▸ Source records

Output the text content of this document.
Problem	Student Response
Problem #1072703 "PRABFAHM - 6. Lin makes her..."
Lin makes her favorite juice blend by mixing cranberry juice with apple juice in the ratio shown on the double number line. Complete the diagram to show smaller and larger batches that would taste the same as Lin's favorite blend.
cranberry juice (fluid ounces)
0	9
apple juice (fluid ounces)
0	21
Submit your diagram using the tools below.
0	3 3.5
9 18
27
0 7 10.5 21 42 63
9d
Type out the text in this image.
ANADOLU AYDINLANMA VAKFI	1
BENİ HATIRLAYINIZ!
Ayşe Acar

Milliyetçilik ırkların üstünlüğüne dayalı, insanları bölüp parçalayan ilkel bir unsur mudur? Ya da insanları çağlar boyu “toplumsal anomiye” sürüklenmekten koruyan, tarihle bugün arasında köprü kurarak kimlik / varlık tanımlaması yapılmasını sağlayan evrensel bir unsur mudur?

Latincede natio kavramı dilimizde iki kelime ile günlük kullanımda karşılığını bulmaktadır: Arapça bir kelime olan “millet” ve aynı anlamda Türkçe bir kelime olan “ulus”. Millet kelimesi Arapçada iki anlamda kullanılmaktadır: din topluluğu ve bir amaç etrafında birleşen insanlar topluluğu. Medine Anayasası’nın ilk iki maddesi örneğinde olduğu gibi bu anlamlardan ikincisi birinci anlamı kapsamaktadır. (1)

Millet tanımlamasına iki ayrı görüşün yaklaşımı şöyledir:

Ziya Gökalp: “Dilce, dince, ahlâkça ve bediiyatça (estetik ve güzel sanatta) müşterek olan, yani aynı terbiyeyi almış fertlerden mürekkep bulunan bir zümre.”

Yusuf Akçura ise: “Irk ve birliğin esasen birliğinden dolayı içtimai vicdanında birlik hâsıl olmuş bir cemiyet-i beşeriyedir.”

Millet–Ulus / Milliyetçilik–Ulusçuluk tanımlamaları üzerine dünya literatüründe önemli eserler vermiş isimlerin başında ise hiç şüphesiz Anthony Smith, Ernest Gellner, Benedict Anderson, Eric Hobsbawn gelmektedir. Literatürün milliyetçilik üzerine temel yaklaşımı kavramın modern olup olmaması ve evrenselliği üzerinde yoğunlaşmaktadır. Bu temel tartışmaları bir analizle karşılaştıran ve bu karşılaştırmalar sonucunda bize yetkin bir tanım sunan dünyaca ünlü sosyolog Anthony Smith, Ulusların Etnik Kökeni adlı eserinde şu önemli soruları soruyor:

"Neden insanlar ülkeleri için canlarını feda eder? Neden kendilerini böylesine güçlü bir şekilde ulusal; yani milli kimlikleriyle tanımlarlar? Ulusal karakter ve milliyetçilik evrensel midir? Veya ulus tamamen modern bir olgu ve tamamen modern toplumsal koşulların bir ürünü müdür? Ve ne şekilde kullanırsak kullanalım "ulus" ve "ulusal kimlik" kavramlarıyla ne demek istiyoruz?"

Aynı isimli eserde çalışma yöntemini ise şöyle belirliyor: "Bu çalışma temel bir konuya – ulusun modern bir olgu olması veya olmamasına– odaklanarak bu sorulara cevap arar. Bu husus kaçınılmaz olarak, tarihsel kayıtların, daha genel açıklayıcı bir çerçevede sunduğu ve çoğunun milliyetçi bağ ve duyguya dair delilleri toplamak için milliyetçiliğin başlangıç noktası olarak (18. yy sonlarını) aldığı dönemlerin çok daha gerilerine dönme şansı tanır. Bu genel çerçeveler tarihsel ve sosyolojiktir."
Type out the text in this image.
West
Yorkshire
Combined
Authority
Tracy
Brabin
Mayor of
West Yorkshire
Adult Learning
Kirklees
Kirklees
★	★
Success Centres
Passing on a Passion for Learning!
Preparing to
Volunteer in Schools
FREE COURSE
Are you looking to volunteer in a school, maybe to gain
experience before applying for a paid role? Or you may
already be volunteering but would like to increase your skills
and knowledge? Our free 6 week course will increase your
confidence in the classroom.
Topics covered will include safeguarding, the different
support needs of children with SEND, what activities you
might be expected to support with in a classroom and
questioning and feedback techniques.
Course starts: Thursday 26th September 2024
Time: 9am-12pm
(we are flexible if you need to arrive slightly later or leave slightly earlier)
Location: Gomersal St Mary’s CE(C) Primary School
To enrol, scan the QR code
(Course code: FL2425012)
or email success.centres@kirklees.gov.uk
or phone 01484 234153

▸ DIRECTION
Only the number is wanted: how many lines of the material above include the word "with"?

▸ SOLUTION TO THIS TASK
3